Check every line below for the word "this" and show those that hold it.
+---+
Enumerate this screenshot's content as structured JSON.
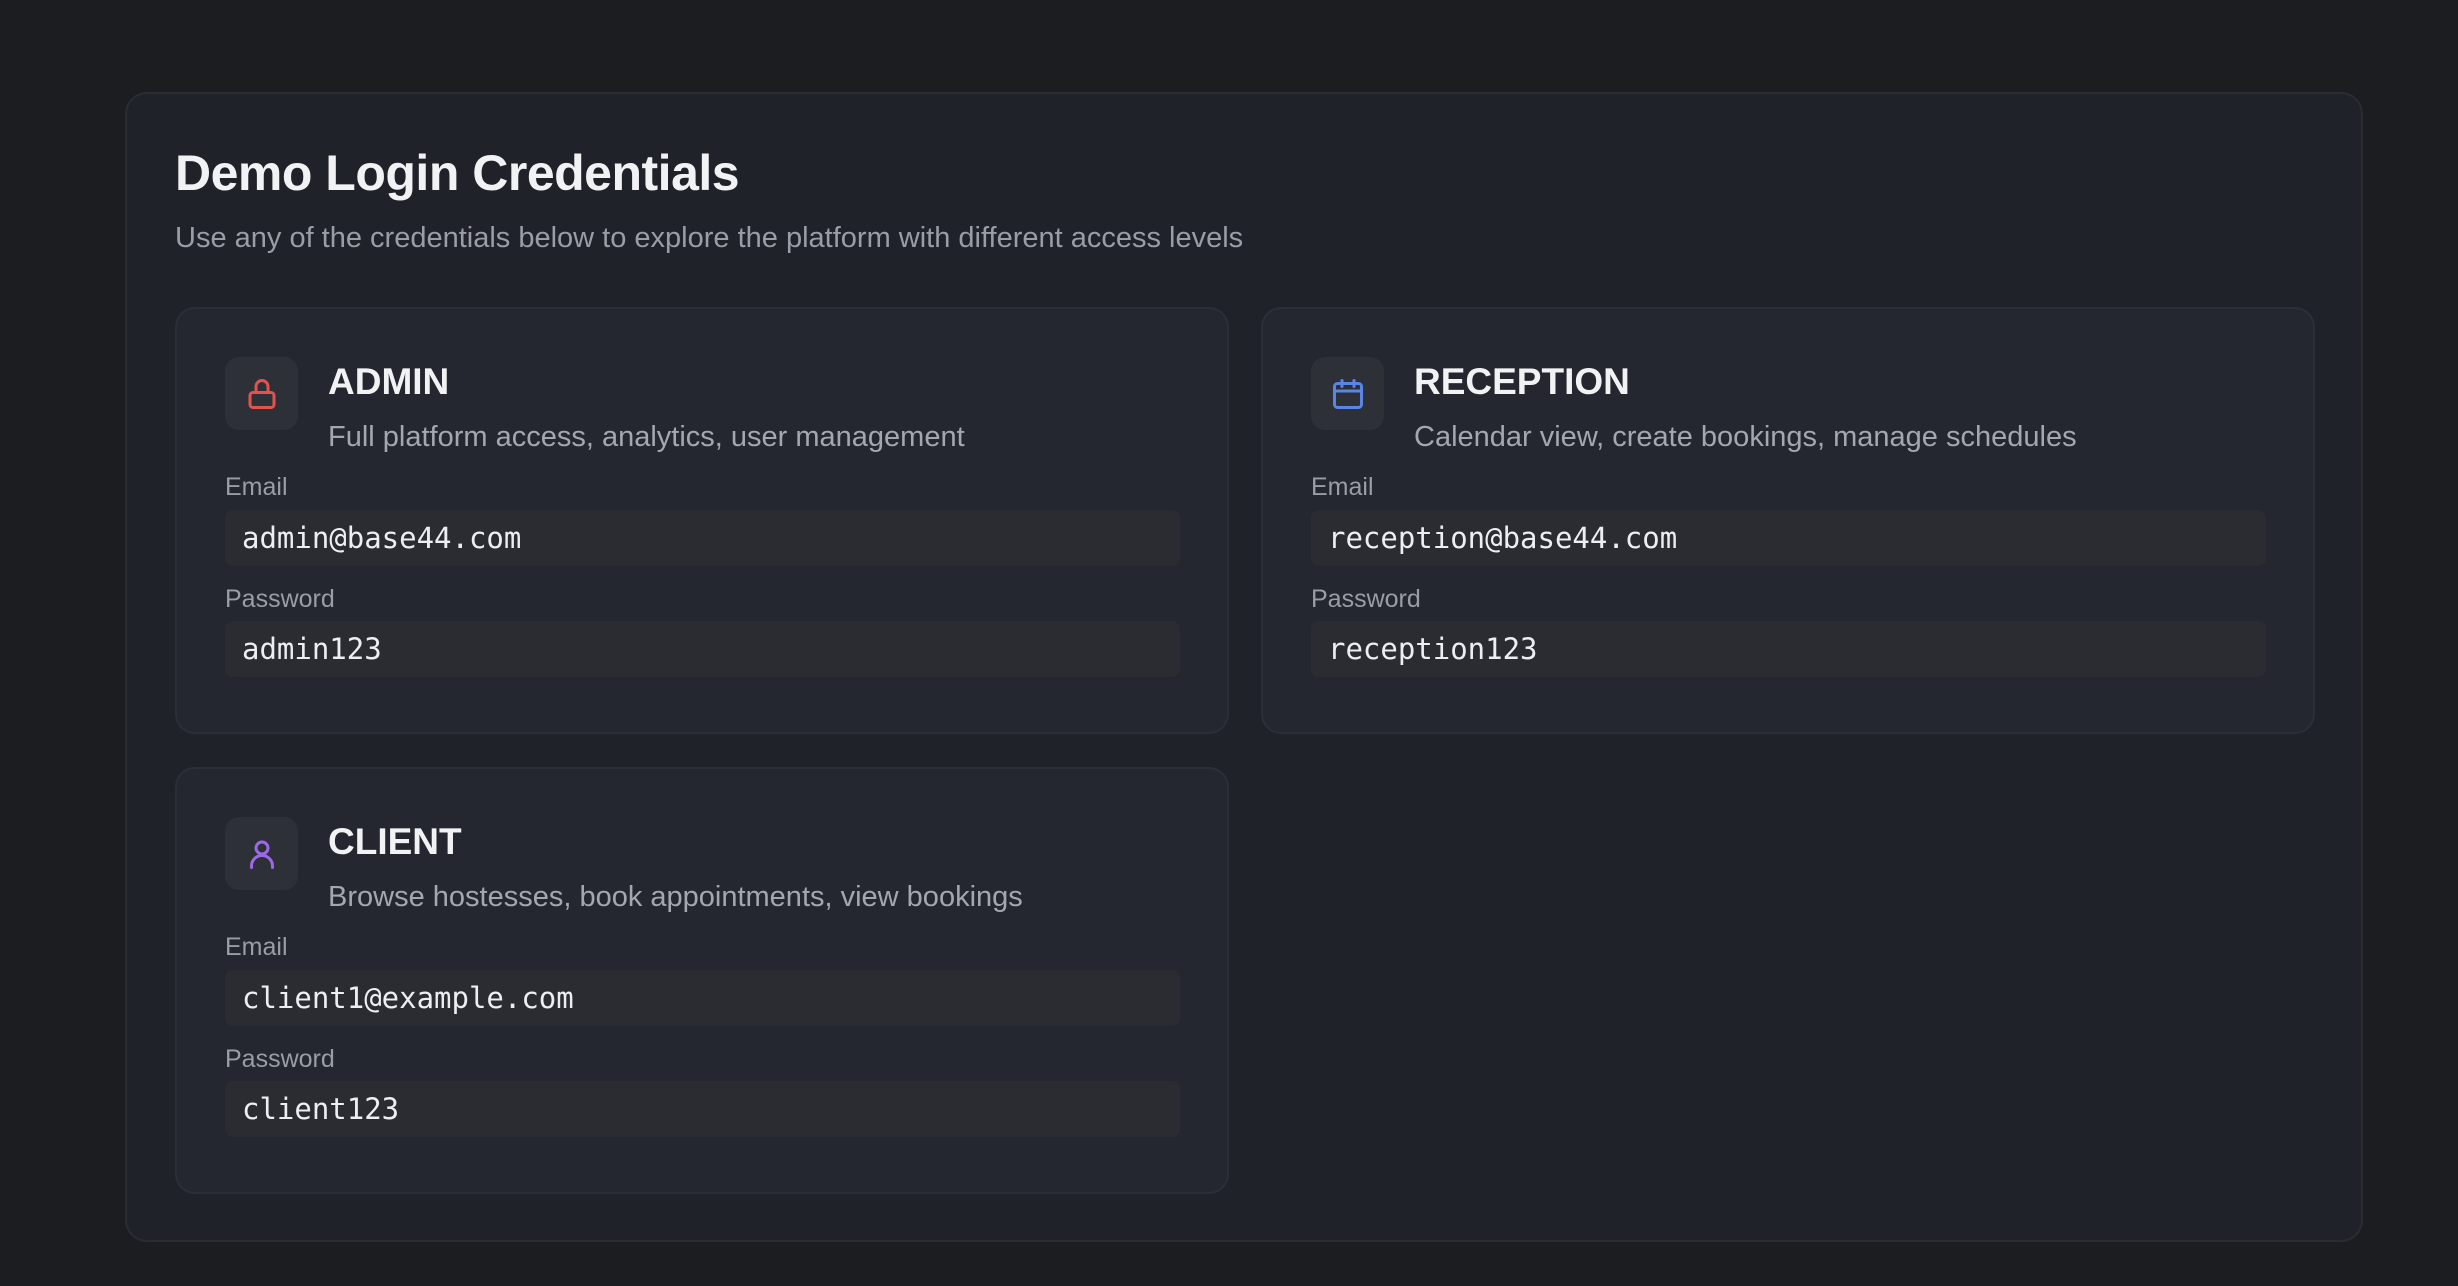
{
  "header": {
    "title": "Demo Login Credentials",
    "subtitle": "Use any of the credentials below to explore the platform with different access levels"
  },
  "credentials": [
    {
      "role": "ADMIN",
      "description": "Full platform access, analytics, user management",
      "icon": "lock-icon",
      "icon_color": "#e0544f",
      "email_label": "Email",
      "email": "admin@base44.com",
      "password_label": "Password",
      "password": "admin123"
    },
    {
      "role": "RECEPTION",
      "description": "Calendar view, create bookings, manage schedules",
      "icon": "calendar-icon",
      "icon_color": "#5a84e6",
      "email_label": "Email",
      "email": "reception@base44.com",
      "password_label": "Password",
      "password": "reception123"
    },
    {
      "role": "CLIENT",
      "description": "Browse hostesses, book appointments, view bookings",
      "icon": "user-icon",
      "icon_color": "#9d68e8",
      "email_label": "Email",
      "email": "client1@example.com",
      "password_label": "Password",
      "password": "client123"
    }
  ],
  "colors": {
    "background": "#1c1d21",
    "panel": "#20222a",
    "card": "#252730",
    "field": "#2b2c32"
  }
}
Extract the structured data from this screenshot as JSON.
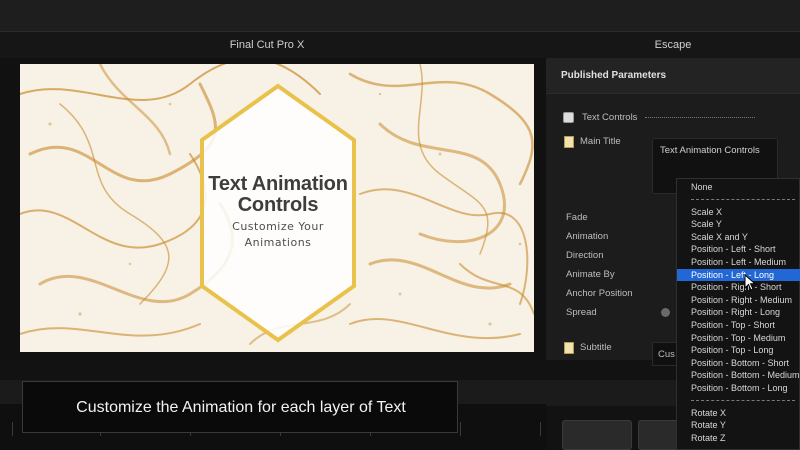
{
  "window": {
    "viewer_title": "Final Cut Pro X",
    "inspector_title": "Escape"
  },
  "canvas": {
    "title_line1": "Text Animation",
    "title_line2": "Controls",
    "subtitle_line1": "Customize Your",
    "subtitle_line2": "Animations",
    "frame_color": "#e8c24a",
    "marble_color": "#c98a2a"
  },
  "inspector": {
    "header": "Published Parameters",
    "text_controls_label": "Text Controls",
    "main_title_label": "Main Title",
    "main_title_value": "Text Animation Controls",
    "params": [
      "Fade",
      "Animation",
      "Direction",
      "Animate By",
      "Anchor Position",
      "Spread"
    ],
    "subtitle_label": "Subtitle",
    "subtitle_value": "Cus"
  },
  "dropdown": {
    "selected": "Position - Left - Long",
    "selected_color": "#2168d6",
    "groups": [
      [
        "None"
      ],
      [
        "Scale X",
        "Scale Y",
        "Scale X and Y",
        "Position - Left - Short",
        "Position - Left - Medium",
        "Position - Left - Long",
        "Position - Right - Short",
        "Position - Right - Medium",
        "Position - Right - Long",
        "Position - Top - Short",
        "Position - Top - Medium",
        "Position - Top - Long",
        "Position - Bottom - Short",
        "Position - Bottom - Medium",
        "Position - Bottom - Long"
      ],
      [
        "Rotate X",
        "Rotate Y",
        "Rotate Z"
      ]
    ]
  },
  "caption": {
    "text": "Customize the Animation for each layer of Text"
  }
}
+---+
**Expected output**
Enumerate this screenshot's content as structured JSON.
Extract the structured data from this screenshot as JSON.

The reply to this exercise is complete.